Extracted data entries
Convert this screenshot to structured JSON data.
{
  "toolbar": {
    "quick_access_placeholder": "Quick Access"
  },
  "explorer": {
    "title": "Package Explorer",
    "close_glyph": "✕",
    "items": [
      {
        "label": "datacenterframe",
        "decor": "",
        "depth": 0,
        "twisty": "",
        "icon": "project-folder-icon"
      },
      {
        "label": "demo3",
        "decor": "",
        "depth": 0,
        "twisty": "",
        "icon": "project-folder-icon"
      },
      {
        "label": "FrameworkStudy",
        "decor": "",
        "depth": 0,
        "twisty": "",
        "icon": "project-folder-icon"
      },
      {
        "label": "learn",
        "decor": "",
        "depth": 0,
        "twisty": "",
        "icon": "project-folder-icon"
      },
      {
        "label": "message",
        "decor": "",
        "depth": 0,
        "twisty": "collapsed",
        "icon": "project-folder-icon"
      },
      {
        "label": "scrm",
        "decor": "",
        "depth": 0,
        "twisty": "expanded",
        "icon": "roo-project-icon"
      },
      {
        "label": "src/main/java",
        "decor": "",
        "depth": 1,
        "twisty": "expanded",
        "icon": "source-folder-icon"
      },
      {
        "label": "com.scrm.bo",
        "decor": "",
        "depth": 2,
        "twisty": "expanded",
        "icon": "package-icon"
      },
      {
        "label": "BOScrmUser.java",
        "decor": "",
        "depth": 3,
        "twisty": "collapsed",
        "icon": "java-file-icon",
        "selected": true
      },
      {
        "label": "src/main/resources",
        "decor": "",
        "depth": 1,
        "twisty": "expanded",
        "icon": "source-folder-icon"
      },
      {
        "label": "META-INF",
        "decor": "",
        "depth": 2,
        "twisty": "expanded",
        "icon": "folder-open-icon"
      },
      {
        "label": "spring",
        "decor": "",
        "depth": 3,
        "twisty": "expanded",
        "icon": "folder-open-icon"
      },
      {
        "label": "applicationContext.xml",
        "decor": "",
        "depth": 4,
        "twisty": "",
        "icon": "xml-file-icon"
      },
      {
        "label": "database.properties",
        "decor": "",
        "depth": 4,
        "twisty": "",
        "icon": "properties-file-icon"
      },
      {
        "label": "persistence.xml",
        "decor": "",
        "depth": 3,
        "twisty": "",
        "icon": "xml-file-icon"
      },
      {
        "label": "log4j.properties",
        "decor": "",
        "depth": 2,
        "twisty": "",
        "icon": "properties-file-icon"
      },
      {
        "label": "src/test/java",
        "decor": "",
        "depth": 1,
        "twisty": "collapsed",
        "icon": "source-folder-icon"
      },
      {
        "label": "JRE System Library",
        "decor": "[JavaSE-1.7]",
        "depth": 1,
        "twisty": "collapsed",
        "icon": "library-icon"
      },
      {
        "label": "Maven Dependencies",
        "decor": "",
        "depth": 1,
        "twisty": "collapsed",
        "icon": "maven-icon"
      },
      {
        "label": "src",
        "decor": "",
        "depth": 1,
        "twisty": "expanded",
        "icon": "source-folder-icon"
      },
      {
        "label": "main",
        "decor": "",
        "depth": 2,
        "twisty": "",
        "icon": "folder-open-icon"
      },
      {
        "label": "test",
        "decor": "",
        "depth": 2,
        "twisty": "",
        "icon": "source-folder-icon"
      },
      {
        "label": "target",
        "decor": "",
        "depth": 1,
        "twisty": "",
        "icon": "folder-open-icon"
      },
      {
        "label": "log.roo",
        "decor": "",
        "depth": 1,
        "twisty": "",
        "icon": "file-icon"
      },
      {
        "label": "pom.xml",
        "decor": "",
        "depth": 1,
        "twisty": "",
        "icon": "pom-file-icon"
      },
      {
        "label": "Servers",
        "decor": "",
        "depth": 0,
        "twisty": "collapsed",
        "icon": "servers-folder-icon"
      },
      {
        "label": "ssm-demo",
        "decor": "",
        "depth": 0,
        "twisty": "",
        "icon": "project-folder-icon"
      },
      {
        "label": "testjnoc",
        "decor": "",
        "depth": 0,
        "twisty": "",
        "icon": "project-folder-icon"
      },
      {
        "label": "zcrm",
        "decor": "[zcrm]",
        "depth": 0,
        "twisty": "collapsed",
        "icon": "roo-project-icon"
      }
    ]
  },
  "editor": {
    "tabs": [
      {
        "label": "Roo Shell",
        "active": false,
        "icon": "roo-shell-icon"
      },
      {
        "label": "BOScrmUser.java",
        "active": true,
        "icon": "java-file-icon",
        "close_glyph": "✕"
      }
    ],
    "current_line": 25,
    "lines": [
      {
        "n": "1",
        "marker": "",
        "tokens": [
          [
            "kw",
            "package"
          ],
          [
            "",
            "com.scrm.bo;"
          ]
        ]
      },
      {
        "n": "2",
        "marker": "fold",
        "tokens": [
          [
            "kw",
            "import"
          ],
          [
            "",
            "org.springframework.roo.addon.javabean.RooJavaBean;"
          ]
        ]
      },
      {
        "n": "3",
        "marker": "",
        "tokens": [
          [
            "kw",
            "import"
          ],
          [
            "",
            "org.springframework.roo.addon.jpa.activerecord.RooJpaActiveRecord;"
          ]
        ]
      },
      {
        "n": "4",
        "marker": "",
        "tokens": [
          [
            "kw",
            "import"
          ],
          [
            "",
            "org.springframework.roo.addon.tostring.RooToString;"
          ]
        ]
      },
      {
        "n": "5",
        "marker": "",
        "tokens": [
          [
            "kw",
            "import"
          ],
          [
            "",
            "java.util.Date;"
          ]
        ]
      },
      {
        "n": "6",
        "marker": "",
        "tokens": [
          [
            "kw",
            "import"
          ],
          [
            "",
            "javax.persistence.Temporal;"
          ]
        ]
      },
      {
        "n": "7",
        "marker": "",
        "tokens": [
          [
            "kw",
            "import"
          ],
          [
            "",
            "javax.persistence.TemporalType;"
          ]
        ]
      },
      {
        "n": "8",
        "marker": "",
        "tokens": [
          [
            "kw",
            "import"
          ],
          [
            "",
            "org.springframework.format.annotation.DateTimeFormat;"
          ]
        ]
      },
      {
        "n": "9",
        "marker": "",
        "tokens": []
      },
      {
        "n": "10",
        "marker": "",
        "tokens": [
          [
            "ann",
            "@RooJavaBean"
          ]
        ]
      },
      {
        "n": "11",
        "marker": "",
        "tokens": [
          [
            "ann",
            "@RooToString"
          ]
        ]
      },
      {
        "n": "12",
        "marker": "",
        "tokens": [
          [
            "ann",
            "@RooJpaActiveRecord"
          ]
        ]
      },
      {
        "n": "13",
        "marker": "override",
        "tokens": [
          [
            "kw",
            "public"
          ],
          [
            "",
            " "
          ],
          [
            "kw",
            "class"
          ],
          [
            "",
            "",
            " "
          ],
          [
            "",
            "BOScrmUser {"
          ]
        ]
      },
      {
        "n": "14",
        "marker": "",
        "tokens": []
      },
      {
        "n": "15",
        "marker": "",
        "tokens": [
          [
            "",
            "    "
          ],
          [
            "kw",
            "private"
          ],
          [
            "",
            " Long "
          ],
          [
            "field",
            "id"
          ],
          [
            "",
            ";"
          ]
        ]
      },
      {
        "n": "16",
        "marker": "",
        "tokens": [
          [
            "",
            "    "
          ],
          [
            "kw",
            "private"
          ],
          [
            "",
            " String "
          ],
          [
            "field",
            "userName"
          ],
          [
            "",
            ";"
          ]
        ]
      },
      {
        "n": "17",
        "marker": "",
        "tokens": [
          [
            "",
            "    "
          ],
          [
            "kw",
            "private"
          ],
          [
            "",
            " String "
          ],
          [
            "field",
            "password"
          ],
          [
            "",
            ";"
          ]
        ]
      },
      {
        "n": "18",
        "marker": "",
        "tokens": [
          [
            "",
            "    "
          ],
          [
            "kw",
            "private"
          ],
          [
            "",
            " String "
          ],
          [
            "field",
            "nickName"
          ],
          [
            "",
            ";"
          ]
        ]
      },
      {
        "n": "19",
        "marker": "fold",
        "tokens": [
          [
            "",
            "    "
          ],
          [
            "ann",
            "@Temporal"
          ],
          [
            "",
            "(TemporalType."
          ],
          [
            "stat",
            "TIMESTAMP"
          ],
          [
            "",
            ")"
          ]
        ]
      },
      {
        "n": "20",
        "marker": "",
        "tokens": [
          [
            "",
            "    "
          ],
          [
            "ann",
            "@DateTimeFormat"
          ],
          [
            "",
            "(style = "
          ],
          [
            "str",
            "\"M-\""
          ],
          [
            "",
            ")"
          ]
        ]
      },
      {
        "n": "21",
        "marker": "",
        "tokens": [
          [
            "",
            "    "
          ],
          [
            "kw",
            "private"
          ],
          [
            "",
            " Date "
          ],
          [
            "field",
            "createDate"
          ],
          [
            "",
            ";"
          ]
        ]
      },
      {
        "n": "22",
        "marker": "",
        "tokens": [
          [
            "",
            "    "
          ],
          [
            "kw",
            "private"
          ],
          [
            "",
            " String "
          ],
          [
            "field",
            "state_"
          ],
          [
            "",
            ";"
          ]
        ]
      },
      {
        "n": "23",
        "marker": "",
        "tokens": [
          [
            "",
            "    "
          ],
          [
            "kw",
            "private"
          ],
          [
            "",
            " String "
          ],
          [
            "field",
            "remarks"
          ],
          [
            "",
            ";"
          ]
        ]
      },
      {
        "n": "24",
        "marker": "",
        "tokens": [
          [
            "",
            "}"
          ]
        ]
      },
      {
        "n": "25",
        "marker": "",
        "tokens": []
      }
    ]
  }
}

▶ [Written request]: Go through the entries and return each line where the word "javax" appears.

▶ [Full output]:
            "javax.persistence.Temporal;"
            "javax.persistence.TemporalType;"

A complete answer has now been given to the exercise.